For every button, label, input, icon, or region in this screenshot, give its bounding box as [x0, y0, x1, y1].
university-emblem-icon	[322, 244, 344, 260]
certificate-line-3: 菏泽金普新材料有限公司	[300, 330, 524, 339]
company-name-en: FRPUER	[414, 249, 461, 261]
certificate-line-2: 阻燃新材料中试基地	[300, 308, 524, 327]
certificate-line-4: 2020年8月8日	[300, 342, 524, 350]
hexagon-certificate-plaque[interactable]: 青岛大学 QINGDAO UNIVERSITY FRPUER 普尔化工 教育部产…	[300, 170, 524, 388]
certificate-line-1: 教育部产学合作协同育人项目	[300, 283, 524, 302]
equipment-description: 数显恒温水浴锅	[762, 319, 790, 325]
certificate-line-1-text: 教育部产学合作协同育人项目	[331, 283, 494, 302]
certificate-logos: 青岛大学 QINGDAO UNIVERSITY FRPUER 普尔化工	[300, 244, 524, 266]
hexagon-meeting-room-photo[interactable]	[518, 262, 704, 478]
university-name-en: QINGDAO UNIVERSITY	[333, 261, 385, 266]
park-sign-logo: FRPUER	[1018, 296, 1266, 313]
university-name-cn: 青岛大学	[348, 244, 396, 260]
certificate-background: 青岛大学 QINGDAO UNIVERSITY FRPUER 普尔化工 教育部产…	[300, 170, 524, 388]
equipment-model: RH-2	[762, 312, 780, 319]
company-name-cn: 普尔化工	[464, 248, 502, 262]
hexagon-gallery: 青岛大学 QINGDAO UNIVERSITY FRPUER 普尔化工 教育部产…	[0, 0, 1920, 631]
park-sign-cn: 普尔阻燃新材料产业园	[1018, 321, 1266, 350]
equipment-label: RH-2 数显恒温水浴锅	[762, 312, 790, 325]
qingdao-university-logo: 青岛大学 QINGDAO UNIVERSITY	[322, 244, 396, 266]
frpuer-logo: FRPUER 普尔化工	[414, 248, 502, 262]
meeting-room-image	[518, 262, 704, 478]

· · · · ·

● Qué debes hacer
Copia de nuevo todos los registros, sustituye "hexagon" por "panel" en cada aparición y deja todo lo demás sin cambios.

● Respuesta del ejercicio
For every button, label, input, icon, or region in this screenshot, give its bounding box as [x0, y0, x1, y1].
university-emblem-icon	[322, 244, 344, 260]
certificate-line-3: 菏泽金普新材料有限公司	[300, 330, 524, 339]
company-name-en: FRPUER	[414, 249, 461, 261]
certificate-line-2: 阻燃新材料中试基地	[300, 308, 524, 327]
certificate-line-4: 2020年8月8日	[300, 342, 524, 350]
panel-certificate-plaque[interactable]: 青岛大学 QINGDAO UNIVERSITY FRPUER 普尔化工 教育部产…	[300, 170, 524, 388]
certificate-line-1: 教育部产学合作协同育人项目	[300, 283, 524, 302]
equipment-description: 数显恒温水浴锅	[762, 319, 790, 325]
certificate-line-1-text: 教育部产学合作协同育人项目	[331, 283, 494, 302]
certificate-logos: 青岛大学 QINGDAO UNIVERSITY FRPUER 普尔化工	[300, 244, 524, 266]
panel-meeting-room-photo[interactable]	[518, 262, 704, 478]
university-name-en: QINGDAO UNIVERSITY	[333, 261, 385, 266]
park-sign-logo: FRPUER	[1018, 296, 1266, 313]
university-name-cn: 青岛大学	[348, 244, 396, 260]
certificate-background: 青岛大学 QINGDAO UNIVERSITY FRPUER 普尔化工 教育部产…	[300, 170, 524, 388]
equipment-model: RH-2	[762, 312, 780, 319]
company-name-cn: 普尔化工	[464, 248, 502, 262]
panel-gallery: 青岛大学 QINGDAO UNIVERSITY FRPUER 普尔化工 教育部产…	[0, 0, 1920, 631]
park-sign-cn: 普尔阻燃新材料产业园	[1018, 321, 1266, 350]
equipment-label: RH-2 数显恒温水浴锅	[762, 312, 790, 325]
qingdao-university-logo: 青岛大学 QINGDAO UNIVERSITY	[322, 244, 396, 266]
frpuer-logo: FRPUER 普尔化工	[414, 248, 502, 262]
meeting-room-image	[518, 262, 704, 478]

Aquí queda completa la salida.